*REQUIRED WORK:*
(1) Answer these questions from the threat-intelligence excerpt:
(a) When did the pattern of intercepted communications begin?
(b) How many public threat alerts issued by the F.B.I. has that pattern helped prompt?
(c) What does the C.I.A. routinely give its informants to validate their stories?
(2) Please write out the threat-intelligence excerpt between "Individual informants who" and "their stories.", inclusive.

*SOURCE EXCERPT:*
──────────────────────────────
Still, American officials say they believe the intercepts represent some
of the most credible intelligence they have received since Sept. 11
about Al Qaeda's intentions. They have provided a troubling
undercurrent for the Bush administration as it tries to sort through the
hundreds of other terrorist threat warnings it has received over the
past few months. 

The pattern of intercepted communications that began last October has
helped prompt at least five public threat alerts issued by the F.B.I. 
since last fall. 

By contrast, federal law enforcement and intelligence officials say they
have been skeptical of many of the far more specific threats they have
received from individual informants over the past few months. One of
the problems now facing American counterterrorism experts is that they
say communications intercepts, while vaguely worded, are often highly
credible threat warnings, while the very detailed and specific threats
passed on by individual informants are often far less reliable. 

Individual informants who approach American investigators in the United
States or overseas often know what kind of story will get the biggest
reaction. They also often come forward because of hidden motives,
perhaps hoping for money or entrance into the United States. The C.I.A. 
routinely gives its informants polygraph tests in an effort to validate
their stories. 

But officials say that in some cases they have been forced to take tales
told by informants more seriously than they otherwise might, at least in
part because officials suspect from the intercepted communications that
Al Qaeda is planning something big. 

In recent months, officials have issued threat alerts regarding nuclear
plants, financial institutions and even specific structures like the
Seattle Space Needle and the Golden Gate Bridge, even as some
counterterrorism experts privately regarded those threats as not based
on solid intelligence.
──────────────────────────────
*EXCERPTED DATA:*
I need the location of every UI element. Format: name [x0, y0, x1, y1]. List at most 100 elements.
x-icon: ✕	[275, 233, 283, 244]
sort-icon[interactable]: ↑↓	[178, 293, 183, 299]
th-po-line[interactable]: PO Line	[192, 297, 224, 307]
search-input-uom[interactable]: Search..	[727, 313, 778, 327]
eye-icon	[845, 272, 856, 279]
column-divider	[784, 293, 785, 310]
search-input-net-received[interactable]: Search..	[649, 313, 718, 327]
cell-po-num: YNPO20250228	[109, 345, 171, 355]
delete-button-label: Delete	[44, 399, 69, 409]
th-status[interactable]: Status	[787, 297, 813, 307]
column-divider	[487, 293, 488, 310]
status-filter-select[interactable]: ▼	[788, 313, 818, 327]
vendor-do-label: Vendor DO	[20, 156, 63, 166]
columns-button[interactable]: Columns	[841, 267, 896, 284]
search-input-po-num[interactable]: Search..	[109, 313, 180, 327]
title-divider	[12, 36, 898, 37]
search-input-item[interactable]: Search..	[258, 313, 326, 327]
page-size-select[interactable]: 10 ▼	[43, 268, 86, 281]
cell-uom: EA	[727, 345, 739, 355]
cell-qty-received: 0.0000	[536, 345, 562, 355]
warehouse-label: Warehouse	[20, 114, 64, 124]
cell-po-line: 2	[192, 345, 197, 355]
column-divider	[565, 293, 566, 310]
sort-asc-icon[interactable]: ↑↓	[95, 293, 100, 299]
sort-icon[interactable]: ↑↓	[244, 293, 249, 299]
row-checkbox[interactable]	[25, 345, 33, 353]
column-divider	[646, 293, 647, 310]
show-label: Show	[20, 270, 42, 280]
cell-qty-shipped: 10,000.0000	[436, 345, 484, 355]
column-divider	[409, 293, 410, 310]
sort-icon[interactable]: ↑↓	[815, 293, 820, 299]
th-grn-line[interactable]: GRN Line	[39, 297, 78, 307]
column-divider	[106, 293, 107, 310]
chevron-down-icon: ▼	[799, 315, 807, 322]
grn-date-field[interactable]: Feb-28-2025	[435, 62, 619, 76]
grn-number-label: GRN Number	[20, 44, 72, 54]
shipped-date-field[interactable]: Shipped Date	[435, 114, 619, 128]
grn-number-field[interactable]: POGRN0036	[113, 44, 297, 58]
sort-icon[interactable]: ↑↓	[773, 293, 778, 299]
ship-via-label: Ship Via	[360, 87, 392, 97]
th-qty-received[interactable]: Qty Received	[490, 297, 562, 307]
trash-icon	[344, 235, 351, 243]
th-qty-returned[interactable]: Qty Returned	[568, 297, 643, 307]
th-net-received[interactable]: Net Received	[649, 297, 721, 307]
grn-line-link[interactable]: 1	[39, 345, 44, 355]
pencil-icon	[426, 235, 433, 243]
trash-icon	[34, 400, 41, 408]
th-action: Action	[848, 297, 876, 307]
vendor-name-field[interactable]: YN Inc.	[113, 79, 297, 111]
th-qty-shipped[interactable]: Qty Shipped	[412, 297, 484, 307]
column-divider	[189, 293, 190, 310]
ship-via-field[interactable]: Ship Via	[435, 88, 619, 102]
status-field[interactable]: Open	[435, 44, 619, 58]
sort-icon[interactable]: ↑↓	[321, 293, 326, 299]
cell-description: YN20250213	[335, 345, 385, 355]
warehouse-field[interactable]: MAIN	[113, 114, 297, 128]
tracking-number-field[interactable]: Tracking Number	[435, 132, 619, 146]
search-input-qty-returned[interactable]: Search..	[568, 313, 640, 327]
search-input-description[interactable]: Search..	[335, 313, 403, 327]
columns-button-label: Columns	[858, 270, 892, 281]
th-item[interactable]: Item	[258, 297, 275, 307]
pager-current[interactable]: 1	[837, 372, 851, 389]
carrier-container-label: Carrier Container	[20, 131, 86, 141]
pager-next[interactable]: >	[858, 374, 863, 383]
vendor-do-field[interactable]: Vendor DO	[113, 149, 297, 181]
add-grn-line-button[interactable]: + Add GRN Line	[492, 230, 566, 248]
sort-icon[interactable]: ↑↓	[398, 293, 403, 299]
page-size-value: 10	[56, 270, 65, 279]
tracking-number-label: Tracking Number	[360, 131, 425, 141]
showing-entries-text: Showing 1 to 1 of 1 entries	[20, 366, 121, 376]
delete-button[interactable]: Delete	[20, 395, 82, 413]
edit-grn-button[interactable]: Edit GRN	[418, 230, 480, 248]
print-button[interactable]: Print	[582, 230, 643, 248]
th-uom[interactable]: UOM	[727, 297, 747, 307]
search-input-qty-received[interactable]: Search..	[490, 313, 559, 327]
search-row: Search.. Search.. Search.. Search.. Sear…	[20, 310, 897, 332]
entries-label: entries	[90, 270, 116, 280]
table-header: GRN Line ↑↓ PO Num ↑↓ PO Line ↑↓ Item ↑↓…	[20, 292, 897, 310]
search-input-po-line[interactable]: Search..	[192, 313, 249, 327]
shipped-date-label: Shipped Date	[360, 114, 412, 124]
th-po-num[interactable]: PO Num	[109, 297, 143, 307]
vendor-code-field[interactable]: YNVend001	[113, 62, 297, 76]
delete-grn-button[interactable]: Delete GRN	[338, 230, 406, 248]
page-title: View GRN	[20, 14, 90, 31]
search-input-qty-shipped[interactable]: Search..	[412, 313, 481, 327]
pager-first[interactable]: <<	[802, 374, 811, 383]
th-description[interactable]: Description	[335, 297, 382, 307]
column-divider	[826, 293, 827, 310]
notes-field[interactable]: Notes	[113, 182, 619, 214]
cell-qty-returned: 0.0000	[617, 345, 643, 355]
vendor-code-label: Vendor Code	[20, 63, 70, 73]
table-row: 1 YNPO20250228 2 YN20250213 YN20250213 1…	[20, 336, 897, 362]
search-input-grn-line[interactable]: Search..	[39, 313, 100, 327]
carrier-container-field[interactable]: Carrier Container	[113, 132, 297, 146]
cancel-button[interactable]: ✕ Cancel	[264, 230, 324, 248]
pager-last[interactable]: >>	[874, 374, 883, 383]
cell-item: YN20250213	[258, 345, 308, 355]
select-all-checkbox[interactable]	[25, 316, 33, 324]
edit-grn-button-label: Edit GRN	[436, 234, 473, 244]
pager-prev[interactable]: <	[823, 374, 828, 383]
──────────────────────────────
*TASK-BY-TASK RESULTS:*
(1)
(a) Last October.
(b) At least five.
(c) Polygraph tests.

(2)
Individual informants who approach American investigators in the United
States or overseas often know what kind of story will get the biggest
reaction. They also often come forward because of hidden motives,
perhaps hoping for money or entrance into the United States. The C.I.A. 
routinely gives its informants polygraph tests in an effort to validate
their stories.